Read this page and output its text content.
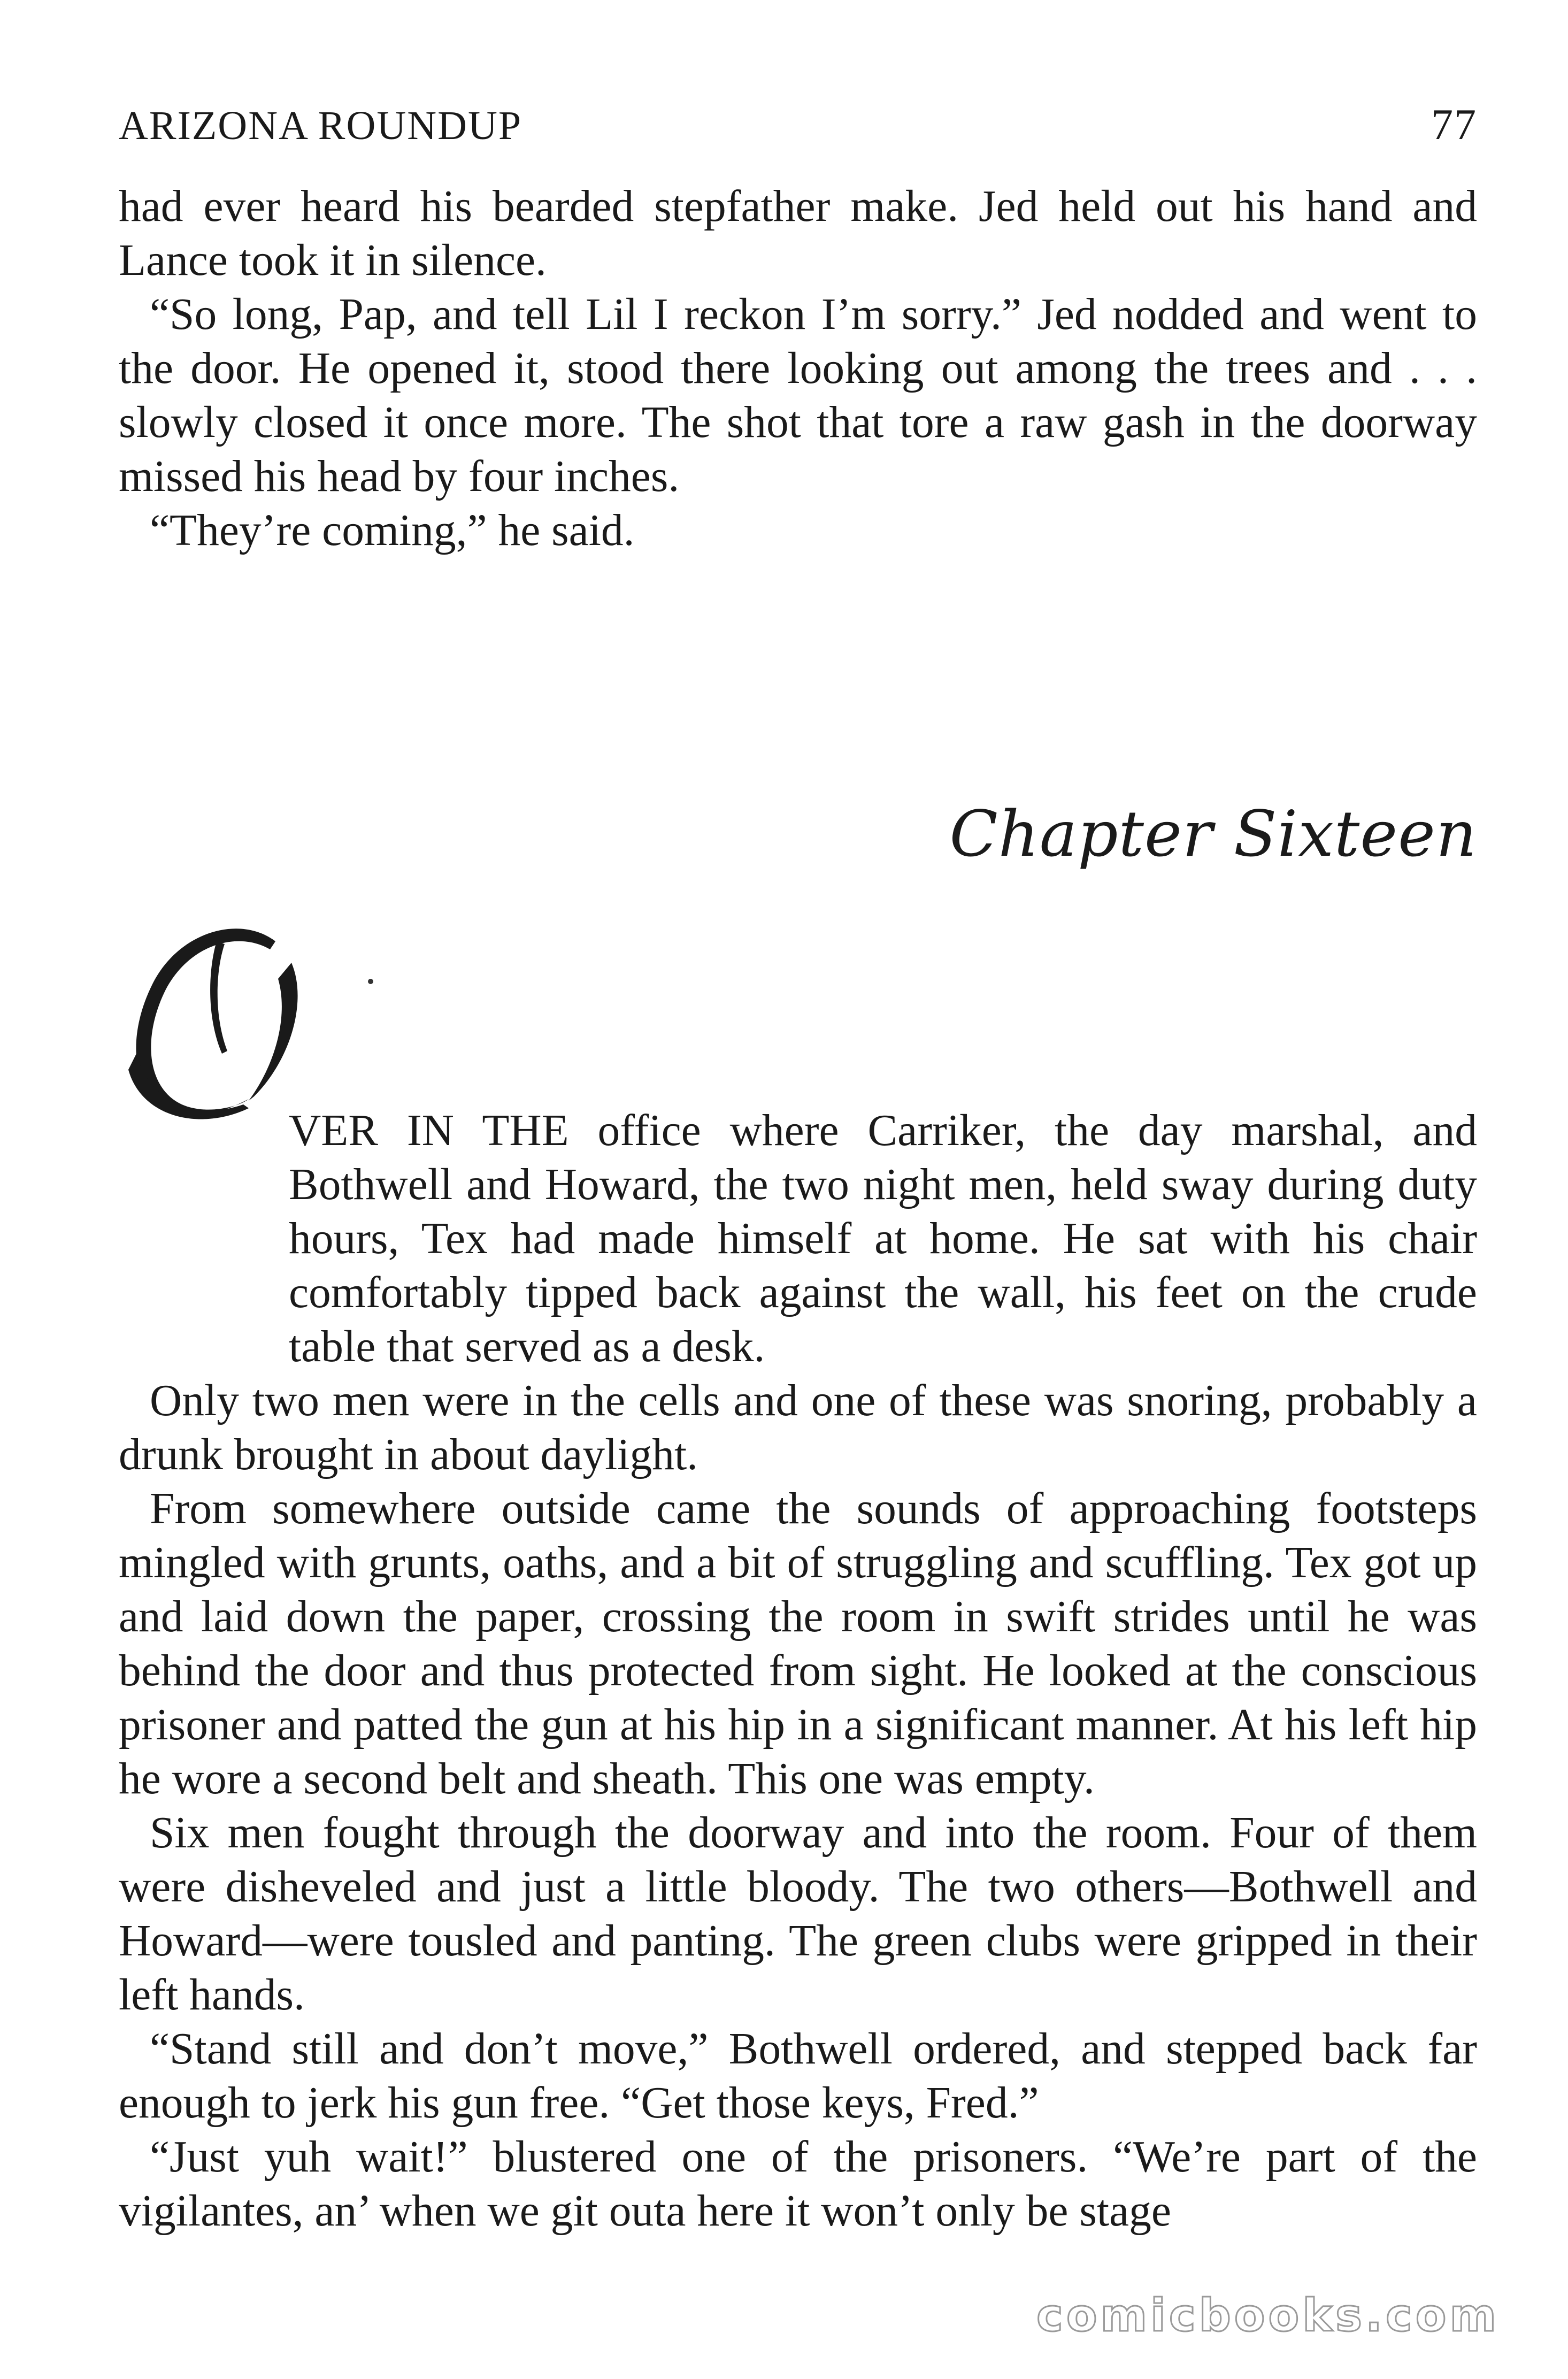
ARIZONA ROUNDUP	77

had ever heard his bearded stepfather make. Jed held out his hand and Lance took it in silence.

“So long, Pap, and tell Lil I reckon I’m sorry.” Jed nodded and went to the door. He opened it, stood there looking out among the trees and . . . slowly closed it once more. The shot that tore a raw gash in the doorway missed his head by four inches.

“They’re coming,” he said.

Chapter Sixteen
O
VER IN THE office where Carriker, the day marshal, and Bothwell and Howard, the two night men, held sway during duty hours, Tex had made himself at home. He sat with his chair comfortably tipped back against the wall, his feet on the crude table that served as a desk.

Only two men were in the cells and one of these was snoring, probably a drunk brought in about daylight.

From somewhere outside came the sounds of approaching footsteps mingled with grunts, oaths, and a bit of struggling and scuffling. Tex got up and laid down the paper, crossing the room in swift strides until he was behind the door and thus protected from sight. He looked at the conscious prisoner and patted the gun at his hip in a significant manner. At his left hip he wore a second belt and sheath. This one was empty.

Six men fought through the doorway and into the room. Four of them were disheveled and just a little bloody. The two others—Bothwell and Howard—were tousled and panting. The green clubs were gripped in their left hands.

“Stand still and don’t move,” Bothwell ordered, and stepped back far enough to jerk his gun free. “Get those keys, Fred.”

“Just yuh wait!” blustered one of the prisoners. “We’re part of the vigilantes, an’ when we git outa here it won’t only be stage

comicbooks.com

### Exercise requirements
Copy every line of the data where "room" is found.

### Answer below
From somewhere outside came the sounds of approaching footsteps mingled with grunts, oaths, and a bit of struggling and scuffling. Tex got up and laid down the paper, crossing the room in swift strides until he was behind the door and thus protected from sight. He looked at the conscious prisoner and patted the gun at his hip in a significant manner. At his left hip he wore a second belt and sheath. This one was empty.
Six men fought through the doorway and into the room. Four of them were disheveled and just a little bloody. The two others—Bothwell and Howard—were tousled and panting. The green clubs were gripped in their left hands.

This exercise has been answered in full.